● Job
Transcribe the entries that follow exactly as they appear, minus pictures.

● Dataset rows
++++++++++++++++++++
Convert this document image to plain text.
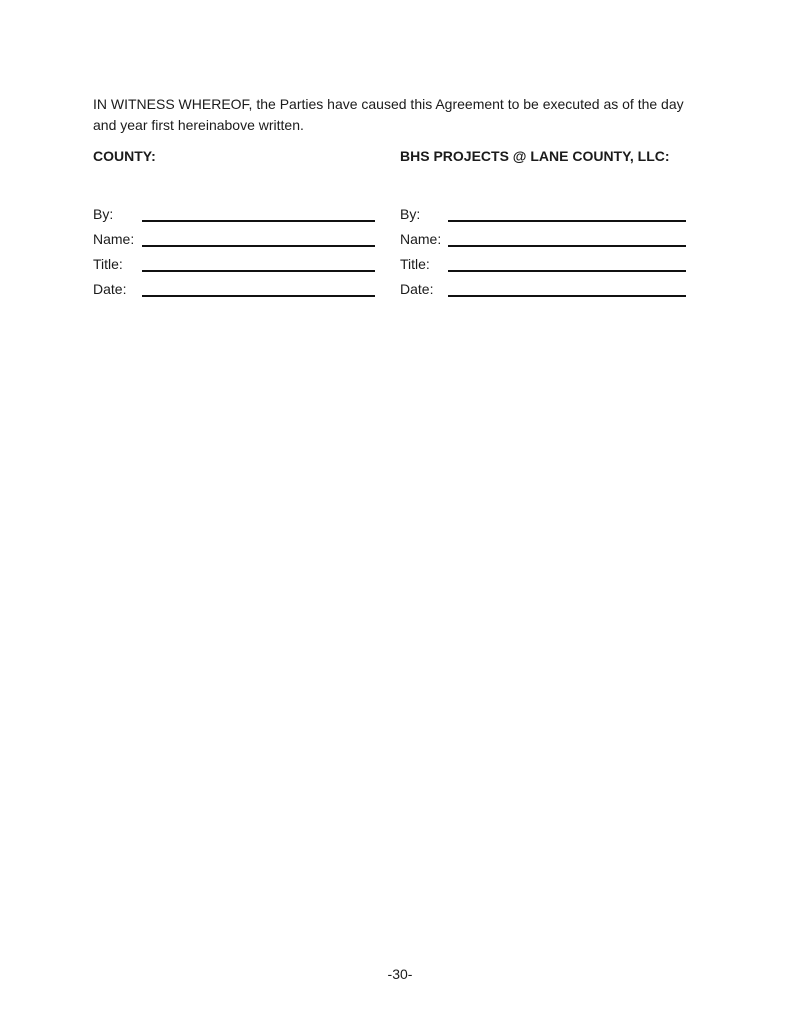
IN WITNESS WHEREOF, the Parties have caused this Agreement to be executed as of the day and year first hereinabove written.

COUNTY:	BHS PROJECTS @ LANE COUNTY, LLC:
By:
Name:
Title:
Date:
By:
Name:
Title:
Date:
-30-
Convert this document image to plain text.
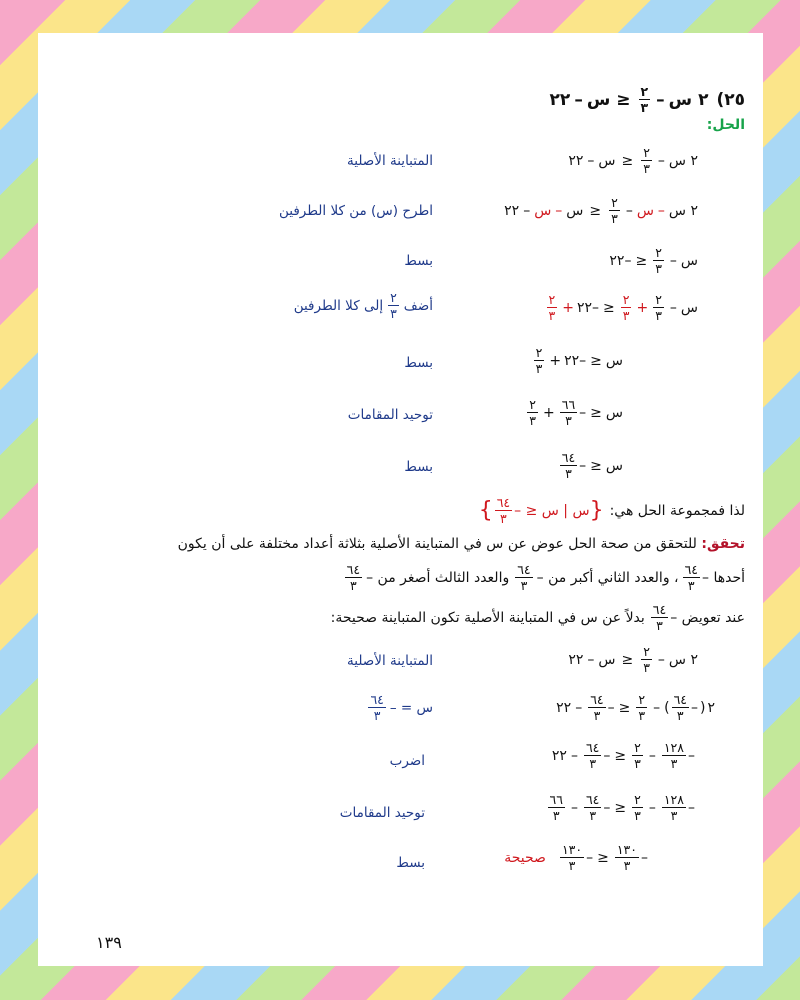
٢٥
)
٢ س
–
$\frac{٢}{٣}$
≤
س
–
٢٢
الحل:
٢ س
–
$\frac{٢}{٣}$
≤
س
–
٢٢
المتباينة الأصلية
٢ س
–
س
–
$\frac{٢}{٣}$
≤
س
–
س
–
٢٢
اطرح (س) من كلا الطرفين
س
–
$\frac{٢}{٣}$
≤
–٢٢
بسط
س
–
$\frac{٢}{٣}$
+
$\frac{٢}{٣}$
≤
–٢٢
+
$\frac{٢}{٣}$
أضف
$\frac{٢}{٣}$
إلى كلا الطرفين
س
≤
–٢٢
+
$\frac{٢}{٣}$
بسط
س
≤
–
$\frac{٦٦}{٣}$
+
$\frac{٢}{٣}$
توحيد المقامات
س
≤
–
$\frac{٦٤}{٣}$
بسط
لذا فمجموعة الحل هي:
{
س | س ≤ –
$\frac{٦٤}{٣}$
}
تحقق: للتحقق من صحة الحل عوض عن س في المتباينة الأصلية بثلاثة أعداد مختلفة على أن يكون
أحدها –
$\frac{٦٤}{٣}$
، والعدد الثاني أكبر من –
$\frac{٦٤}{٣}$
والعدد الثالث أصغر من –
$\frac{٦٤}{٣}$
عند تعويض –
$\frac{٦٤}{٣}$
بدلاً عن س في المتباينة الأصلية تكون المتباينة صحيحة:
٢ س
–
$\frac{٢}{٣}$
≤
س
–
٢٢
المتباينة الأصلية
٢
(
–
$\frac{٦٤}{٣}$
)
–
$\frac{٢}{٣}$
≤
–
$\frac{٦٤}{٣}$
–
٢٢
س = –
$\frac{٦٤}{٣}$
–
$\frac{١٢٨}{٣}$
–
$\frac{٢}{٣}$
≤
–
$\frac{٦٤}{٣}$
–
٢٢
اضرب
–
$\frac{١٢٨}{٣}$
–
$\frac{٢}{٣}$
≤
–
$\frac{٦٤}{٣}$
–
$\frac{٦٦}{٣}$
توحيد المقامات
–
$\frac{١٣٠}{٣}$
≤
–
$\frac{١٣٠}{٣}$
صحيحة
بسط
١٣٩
++++++++++++++++++++
● Output of the task
Convert this document image to plain text.
IN WITNESS WHEREOF, the Parties have caused this Agreement to be executed as of the day and year first hereinabove written.

COUNTY:	BHS PROJECTS @ LANE COUNTY, LLC:
By:
Name:
Title:
Date:
By:
Name:
Title:
Date:
-30-
Convert this document image to plain text.
٢٥
)
٢ س
–
$\frac{٢}{٣}$
≤
س
–
٢٢
الحل:
٢ س
–
$\frac{٢}{٣}$
≤
س
–
٢٢
المتباينة الأصلية
٢ س
–
س
–
$\frac{٢}{٣}$
≤
س
–
س
–
٢٢
اطرح (س) من كلا الطرفين
س
–
$\frac{٢}{٣}$
≤
–٢٢
بسط
س
–
$\frac{٢}{٣}$
+
$\frac{٢}{٣}$
≤
–٢٢
+
$\frac{٢}{٣}$
أضف
$\frac{٢}{٣}$
إلى كلا الطرفين
س
≤
–٢٢
+
$\frac{٢}{٣}$
بسط
س
≤
–
$\frac{٦٦}{٣}$
+
$\frac{٢}{٣}$
توحيد المقامات
س
≤
–
$\frac{٦٤}{٣}$
بسط
لذا فمجموعة الحل هي:
{
س | س ≤ –
$\frac{٦٤}{٣}$
}
تحقق: للتحقق من صحة الحل عوض عن س في المتباينة الأصلية بثلاثة أعداد مختلفة على أن يكون
أحدها –
$\frac{٦٤}{٣}$
، والعدد الثاني أكبر من –
$\frac{٦٤}{٣}$
والعدد الثالث أصغر من –
$\frac{٦٤}{٣}$
عند تعويض –
$\frac{٦٤}{٣}$
بدلاً عن س في المتباينة الأصلية تكون المتباينة صحيحة:
٢ س
–
$\frac{٢}{٣}$
≤
س
–
٢٢
المتباينة الأصلية
٢
(
–
$\frac{٦٤}{٣}$
)
–
$\frac{٢}{٣}$
≤
–
$\frac{٦٤}{٣}$
–
٢٢
س = –
$\frac{٦٤}{٣}$
–
$\frac{١٢٨}{٣}$
–
$\frac{٢}{٣}$
≤
–
$\frac{٦٤}{٣}$
–
٢٢
اضرب
–
$\frac{١٢٨}{٣}$
–
$\frac{٢}{٣}$
≤
–
$\frac{٦٤}{٣}$
–
$\frac{٦٦}{٣}$
توحيد المقامات
–
$\frac{١٣٠}{٣}$
≤
–
$\frac{١٣٠}{٣}$
صحيحة
بسط
١٣٩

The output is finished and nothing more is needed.